■ Exercise directions ■
Leave out every picture, then transcribe the rest of the listing exactly.

■ Material to process ■
--------------------

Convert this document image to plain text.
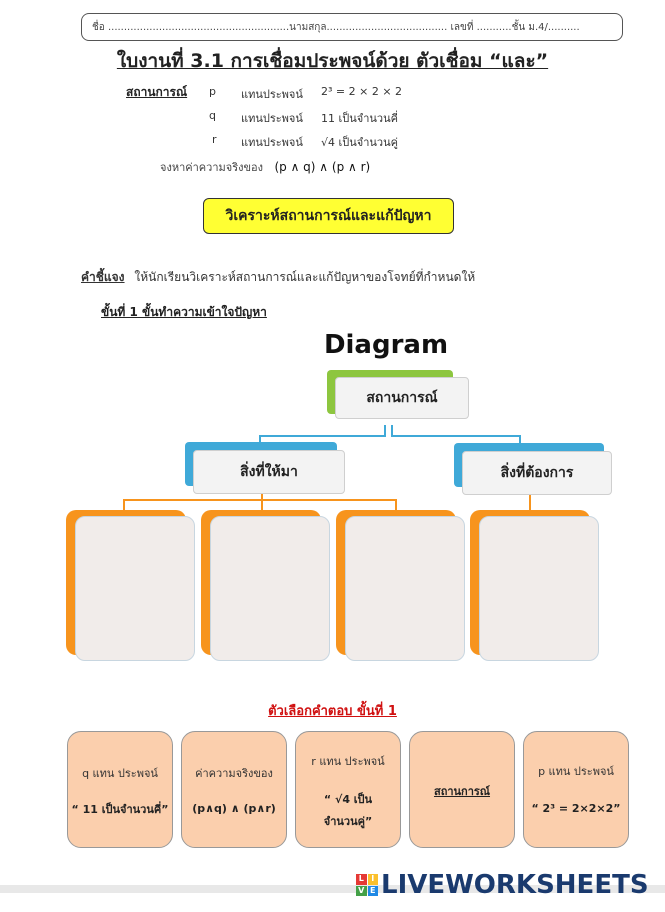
ชื่อ .........................................................นามสกุล...................................... เลขที่ ...........ชั้น ม.4/..........
ใบงานที่ 3.1 การเชื่อมประพจน์ด้วย ตัวเชื่อม “และ”
สถานการณ์ p แทนประพจน์ 2³ = 2 × 2 × 2
q แทนประพจน์ 11 เป็นจำนวนคี่
r แทนประพจน์ √4 เป็นจำนวนคู่
จงหาค่าความจริงของ (p ∧ q) ∧ (p ∧ r)
วิเคราะห์สถานการณ์และแก้ปัญหา
คำชี้แจง ให้นักเรียนวิเคราะห์สถานการณ์และแก้ปัญหาของโจทย์ที่กำหนดให้
ขั้นที่ 1 ขั้นทำความเข้าใจปัญหา
Diagram
สถานการณ์
สิ่งที่ให้มา	สิ่งที่ต้องการ
ตัวเลือกคำตอบ ขั้นที่ 1
q แทน ประพจน์
“ 11 เป็นจำนวนคี่”
ค่าความจริงของ
(p∧q) ∧ (p∧r)
r แทน ประพจน์
“ √4 เป็น
จำนวนคู่”
สถานการณ์
p แทน ประพจน์
“ 2³ = 2×2×2”
L I
V E LIVEWORKSHEETS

--------------------

■ The response ■
Convert this document image to plain text.
ชื่อ .........................................................นามสกุล...................................... เลขที่ ...........ชั้น ม.4/..........
ใบงานที่ 3.1 การเชื่อมประพจน์ด้วย ตัวเชื่อม “และ”
สถานการณ์ p แทนประพจน์ 2³ = 2 × 2 × 2
q แทนประพจน์ 11 เป็นจำนวนคี่
r แทนประพจน์ √4 เป็นจำนวนคู่
จงหาค่าความจริงของ (p ∧ q) ∧ (p ∧ r)
วิเคราะห์สถานการณ์และแก้ปัญหา
คำชี้แจง ให้นักเรียนวิเคราะห์สถานการณ์และแก้ปัญหาของโจทย์ที่กำหนดให้
ขั้นที่ 1 ขั้นทำความเข้าใจปัญหา
Diagram
สถานการณ์
สิ่งที่ให้มา	สิ่งที่ต้องการ
ตัวเลือกคำตอบ ขั้นที่ 1
q แทน ประพจน์
“ 11 เป็นจำนวนคี่”
ค่าความจริงของ
(p∧q) ∧ (p∧r)
r แทน ประพจน์
“ √4 เป็น
จำนวนคู่”
สถานการณ์
p แทน ประพจน์
“ 2³ = 2×2×2”
L I
V E LIVEWORKSHEETS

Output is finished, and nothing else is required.